Return a copy of each line that holds the string "this".
>>
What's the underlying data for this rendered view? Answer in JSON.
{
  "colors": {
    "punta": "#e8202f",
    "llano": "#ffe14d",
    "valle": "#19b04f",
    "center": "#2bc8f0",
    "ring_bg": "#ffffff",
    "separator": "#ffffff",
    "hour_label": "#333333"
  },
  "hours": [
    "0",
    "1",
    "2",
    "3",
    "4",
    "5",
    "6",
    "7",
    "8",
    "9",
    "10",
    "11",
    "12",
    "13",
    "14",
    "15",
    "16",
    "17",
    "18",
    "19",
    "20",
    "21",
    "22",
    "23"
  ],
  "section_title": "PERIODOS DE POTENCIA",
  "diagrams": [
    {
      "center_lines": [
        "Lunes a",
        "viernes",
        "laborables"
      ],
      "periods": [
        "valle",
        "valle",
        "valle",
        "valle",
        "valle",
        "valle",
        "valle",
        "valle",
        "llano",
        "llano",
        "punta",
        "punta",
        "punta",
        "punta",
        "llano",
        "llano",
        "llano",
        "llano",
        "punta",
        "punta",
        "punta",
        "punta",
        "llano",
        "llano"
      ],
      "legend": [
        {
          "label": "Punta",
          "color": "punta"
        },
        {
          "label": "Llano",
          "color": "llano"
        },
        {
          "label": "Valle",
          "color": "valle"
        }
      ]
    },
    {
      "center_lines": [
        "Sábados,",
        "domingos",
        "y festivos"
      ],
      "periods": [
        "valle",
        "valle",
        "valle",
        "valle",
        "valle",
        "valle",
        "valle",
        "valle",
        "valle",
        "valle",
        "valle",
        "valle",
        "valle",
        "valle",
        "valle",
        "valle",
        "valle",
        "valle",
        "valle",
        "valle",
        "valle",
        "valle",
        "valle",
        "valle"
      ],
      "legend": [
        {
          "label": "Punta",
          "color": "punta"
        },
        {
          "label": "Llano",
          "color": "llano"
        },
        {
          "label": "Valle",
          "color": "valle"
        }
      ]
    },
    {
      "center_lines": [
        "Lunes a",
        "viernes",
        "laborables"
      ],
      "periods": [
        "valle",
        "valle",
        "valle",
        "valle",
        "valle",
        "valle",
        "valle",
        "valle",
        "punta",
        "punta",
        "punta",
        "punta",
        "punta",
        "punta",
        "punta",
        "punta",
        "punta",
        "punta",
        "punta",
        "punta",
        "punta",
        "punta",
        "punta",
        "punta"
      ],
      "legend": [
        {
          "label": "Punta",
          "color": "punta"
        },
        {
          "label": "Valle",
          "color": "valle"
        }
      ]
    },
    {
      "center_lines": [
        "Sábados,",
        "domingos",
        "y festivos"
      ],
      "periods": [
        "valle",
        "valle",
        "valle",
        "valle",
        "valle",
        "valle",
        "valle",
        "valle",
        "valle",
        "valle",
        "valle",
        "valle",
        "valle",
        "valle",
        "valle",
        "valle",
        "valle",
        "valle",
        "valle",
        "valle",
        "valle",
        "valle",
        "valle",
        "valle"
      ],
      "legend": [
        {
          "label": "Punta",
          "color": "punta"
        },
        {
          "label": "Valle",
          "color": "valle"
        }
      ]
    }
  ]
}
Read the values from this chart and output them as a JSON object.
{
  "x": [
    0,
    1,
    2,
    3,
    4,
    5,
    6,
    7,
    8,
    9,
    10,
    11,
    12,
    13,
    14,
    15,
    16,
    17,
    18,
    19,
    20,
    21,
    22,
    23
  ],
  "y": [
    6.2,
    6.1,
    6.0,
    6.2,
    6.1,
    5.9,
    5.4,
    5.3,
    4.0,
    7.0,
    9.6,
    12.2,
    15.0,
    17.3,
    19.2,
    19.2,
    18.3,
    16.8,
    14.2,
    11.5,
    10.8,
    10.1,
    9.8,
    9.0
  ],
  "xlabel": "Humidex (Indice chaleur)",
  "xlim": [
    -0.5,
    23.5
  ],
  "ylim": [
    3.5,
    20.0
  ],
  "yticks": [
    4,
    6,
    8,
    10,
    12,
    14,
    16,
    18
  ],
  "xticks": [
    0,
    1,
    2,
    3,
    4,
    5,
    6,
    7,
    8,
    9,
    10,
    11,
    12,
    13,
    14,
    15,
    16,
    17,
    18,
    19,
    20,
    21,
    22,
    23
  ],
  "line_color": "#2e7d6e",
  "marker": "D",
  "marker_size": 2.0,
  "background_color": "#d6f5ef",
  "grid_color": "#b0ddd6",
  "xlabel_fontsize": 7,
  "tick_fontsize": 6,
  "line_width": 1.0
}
<<
→ **TASK SOLUTION**:
What's the underlying data for this rendered view? Answer in JSON.
Read the values from this chart and output them as a JSON object.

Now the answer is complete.